Listed records -

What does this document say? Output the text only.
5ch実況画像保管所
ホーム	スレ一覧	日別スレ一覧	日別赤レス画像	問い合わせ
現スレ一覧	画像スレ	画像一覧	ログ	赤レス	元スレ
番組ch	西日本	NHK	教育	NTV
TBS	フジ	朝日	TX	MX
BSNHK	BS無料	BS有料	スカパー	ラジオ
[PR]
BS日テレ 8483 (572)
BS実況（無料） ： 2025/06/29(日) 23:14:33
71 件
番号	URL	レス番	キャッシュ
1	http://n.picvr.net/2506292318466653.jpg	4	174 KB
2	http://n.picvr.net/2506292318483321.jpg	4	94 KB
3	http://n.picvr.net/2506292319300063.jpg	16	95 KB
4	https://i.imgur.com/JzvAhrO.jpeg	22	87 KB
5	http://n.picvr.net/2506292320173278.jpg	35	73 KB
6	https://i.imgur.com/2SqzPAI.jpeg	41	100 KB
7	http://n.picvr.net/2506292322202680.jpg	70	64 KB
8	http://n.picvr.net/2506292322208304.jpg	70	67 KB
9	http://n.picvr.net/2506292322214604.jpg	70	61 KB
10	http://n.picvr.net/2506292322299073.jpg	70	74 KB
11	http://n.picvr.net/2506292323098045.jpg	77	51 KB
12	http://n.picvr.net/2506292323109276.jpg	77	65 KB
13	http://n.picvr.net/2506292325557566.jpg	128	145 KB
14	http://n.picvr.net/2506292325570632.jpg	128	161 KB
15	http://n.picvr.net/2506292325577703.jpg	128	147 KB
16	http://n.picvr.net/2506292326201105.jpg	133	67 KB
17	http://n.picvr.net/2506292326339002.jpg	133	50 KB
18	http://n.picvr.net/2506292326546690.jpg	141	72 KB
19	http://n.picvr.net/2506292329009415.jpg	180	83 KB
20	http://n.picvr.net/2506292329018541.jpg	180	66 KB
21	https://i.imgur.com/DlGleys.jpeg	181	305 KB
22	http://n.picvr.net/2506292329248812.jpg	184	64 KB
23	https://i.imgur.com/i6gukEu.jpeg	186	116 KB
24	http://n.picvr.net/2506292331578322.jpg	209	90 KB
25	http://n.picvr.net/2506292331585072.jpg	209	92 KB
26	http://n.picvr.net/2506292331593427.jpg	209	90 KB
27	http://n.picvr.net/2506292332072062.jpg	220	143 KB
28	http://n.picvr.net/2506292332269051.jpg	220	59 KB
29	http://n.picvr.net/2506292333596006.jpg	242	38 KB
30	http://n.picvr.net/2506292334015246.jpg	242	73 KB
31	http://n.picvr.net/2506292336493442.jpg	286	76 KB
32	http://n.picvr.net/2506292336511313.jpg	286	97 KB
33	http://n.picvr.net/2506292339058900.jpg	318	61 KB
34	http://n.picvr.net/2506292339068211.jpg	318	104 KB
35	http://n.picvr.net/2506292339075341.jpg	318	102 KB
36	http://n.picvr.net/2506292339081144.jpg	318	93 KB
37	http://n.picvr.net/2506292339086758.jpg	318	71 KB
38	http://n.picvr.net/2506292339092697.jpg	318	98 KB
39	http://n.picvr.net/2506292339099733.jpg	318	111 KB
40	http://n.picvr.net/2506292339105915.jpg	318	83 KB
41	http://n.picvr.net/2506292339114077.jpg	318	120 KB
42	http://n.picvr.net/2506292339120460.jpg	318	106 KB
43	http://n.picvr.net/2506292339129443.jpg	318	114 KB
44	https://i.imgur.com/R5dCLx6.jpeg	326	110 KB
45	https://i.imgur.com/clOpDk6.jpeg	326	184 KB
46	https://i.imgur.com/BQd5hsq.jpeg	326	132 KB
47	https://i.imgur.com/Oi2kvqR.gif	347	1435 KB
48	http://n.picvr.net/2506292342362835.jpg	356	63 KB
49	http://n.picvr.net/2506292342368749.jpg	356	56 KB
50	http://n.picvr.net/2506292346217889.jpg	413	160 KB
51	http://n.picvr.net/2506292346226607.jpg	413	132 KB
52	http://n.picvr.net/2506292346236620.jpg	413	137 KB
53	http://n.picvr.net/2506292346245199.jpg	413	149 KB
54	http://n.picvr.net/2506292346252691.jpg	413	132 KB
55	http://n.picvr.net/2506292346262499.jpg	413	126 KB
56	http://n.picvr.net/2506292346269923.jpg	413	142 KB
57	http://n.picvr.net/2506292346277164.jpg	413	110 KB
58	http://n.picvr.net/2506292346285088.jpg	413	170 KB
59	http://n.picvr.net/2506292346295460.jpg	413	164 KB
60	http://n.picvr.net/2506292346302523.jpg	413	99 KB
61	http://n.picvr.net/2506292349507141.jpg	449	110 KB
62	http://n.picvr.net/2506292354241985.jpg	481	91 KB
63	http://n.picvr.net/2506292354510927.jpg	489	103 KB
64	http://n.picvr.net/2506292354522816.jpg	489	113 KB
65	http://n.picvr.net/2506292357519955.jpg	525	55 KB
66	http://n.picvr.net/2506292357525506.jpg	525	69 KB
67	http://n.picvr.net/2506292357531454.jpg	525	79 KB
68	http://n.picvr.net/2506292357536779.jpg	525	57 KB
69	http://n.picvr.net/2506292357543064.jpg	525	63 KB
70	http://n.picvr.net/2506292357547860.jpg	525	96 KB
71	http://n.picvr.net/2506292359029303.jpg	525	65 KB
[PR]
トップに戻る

Instructions for the task - Make an exact copy of the material above.

Task result -
What does this document say? Output the text only.
5ch実況画像保管所
ホーム	スレ一覧	日別スレ一覧	日別赤レス画像	問い合わせ
現スレ一覧	画像スレ	画像一覧	ログ	赤レス	元スレ
番組ch	西日本	NHK	教育	NTV
TBS	フジ	朝日	TX	MX
BSNHK	BS無料	BS有料	スカパー	ラジオ
[PR]
BS日テレ 8483 (572)
BS実況（無料） ： 2025/06/29(日) 23:14:33
71 件
番号	URL	レス番	キャッシュ
1	http://n.picvr.net/2506292318466653.jpg	4	174 KB
2	http://n.picvr.net/2506292318483321.jpg	4	94 KB
3	http://n.picvr.net/2506292319300063.jpg	16	95 KB
4	https://i.imgur.com/JzvAhrO.jpeg	22	87 KB
5	http://n.picvr.net/2506292320173278.jpg	35	73 KB
6	https://i.imgur.com/2SqzPAI.jpeg	41	100 KB
7	http://n.picvr.net/2506292322202680.jpg	70	64 KB
8	http://n.picvr.net/2506292322208304.jpg	70	67 KB
9	http://n.picvr.net/2506292322214604.jpg	70	61 KB
10	http://n.picvr.net/2506292322299073.jpg	70	74 KB
11	http://n.picvr.net/2506292323098045.jpg	77	51 KB
12	http://n.picvr.net/2506292323109276.jpg	77	65 KB
13	http://n.picvr.net/2506292325557566.jpg	128	145 KB
14	http://n.picvr.net/2506292325570632.jpg	128	161 KB
15	http://n.picvr.net/2506292325577703.jpg	128	147 KB
16	http://n.picvr.net/2506292326201105.jpg	133	67 KB
17	http://n.picvr.net/2506292326339002.jpg	133	50 KB
18	http://n.picvr.net/2506292326546690.jpg	141	72 KB
19	http://n.picvr.net/2506292329009415.jpg	180	83 KB
20	http://n.picvr.net/2506292329018541.jpg	180	66 KB
21	https://i.imgur.com/DlGleys.jpeg	181	305 KB
22	http://n.picvr.net/2506292329248812.jpg	184	64 KB
23	https://i.imgur.com/i6gukEu.jpeg	186	116 KB
24	http://n.picvr.net/2506292331578322.jpg	209	90 KB
25	http://n.picvr.net/2506292331585072.jpg	209	92 KB
26	http://n.picvr.net/2506292331593427.jpg	209	90 KB
27	http://n.picvr.net/2506292332072062.jpg	220	143 KB
28	http://n.picvr.net/2506292332269051.jpg	220	59 KB
29	http://n.picvr.net/2506292333596006.jpg	242	38 KB
30	http://n.picvr.net/2506292334015246.jpg	242	73 KB
31	http://n.picvr.net/2506292336493442.jpg	286	76 KB
32	http://n.picvr.net/2506292336511313.jpg	286	97 KB
33	http://n.picvr.net/2506292339058900.jpg	318	61 KB
34	http://n.picvr.net/2506292339068211.jpg	318	104 KB
35	http://n.picvr.net/2506292339075341.jpg	318	102 KB
36	http://n.picvr.net/2506292339081144.jpg	318	93 KB
37	http://n.picvr.net/2506292339086758.jpg	318	71 KB
38	http://n.picvr.net/2506292339092697.jpg	318	98 KB
39	http://n.picvr.net/2506292339099733.jpg	318	111 KB
40	http://n.picvr.net/2506292339105915.jpg	318	83 KB
41	http://n.picvr.net/2506292339114077.jpg	318	120 KB
42	http://n.picvr.net/2506292339120460.jpg	318	106 KB
43	http://n.picvr.net/2506292339129443.jpg	318	114 KB
44	https://i.imgur.com/R5dCLx6.jpeg	326	110 KB
45	https://i.imgur.com/clOpDk6.jpeg	326	184 KB
46	https://i.imgur.com/BQd5hsq.jpeg	326	132 KB
47	https://i.imgur.com/Oi2kvqR.gif	347	1435 KB
48	http://n.picvr.net/2506292342362835.jpg	356	63 KB
49	http://n.picvr.net/2506292342368749.jpg	356	56 KB
50	http://n.picvr.net/2506292346217889.jpg	413	160 KB
51	http://n.picvr.net/2506292346226607.jpg	413	132 KB
52	http://n.picvr.net/2506292346236620.jpg	413	137 KB
53	http://n.picvr.net/2506292346245199.jpg	413	149 KB
54	http://n.picvr.net/2506292346252691.jpg	413	132 KB
55	http://n.picvr.net/2506292346262499.jpg	413	126 KB
56	http://n.picvr.net/2506292346269923.jpg	413	142 KB
57	http://n.picvr.net/2506292346277164.jpg	413	110 KB
58	http://n.picvr.net/2506292346285088.jpg	413	170 KB
59	http://n.picvr.net/2506292346295460.jpg	413	164 KB
60	http://n.picvr.net/2506292346302523.jpg	413	99 KB
61	http://n.picvr.net/2506292349507141.jpg	449	110 KB
62	http://n.picvr.net/2506292354241985.jpg	481	91 KB
63	http://n.picvr.net/2506292354510927.jpg	489	103 KB
64	http://n.picvr.net/2506292354522816.jpg	489	113 KB
65	http://n.picvr.net/2506292357519955.jpg	525	55 KB
66	http://n.picvr.net/2506292357525506.jpg	525	69 KB
67	http://n.picvr.net/2506292357531454.jpg	525	79 KB
68	http://n.picvr.net/2506292357536779.jpg	525	57 KB
69	http://n.picvr.net/2506292357543064.jpg	525	63 KB
70	http://n.picvr.net/2506292357547860.jpg	525	96 KB
71	http://n.picvr.net/2506292359029303.jpg	525	65 KB
[PR]
トップに戻る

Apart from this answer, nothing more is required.